**REQUEST**: Look through the data for the string "JSON". Copy every line where it is found.

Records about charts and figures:
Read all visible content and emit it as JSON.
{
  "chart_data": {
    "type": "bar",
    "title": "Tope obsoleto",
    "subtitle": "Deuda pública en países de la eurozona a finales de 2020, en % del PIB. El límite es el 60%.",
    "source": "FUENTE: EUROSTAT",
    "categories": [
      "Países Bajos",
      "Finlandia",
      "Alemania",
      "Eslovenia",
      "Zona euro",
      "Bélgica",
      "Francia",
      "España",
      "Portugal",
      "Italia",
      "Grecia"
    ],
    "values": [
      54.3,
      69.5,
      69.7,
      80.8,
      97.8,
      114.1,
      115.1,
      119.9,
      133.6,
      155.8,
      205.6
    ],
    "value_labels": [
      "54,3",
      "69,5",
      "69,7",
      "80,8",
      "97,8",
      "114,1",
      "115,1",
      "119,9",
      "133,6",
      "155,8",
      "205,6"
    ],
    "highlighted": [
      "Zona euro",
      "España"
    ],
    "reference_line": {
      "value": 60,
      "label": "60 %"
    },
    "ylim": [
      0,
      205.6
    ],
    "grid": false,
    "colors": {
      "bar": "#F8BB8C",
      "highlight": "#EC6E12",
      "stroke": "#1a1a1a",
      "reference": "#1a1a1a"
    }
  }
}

==

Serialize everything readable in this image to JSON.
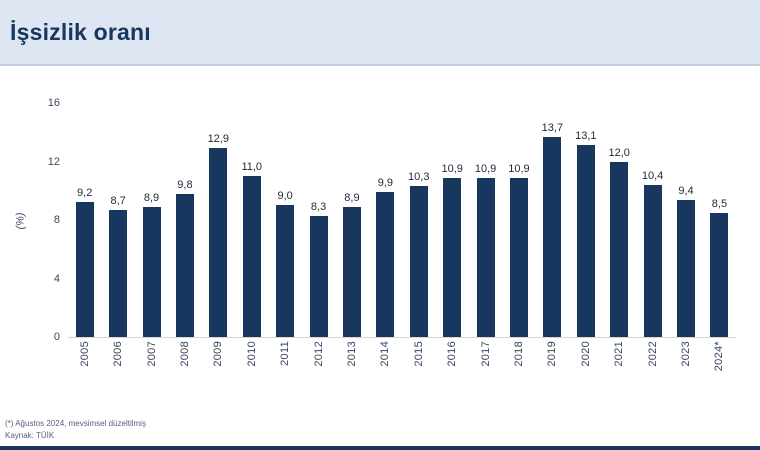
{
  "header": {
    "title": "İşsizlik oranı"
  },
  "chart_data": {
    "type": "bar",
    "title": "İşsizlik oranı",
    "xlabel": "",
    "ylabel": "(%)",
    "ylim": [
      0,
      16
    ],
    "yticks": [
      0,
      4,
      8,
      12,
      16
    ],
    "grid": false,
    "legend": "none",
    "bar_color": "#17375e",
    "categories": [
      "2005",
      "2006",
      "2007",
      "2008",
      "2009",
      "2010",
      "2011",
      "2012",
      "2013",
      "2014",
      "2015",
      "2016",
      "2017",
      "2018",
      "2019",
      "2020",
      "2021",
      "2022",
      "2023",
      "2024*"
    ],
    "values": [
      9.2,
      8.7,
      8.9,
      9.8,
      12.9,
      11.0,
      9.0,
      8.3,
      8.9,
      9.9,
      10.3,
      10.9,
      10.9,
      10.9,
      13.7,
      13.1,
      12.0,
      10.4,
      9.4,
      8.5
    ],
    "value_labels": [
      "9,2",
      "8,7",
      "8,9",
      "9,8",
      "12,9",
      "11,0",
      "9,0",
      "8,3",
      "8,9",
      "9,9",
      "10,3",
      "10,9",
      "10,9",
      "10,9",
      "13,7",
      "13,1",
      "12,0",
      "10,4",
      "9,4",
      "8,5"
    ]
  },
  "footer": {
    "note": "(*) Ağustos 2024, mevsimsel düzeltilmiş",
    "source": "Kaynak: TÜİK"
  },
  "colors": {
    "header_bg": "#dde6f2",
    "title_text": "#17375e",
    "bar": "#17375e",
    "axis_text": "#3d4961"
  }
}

**THE OUTPUT**:
Read all visible content and emit it as JSON.
Serialize everything readable in this image to JSON.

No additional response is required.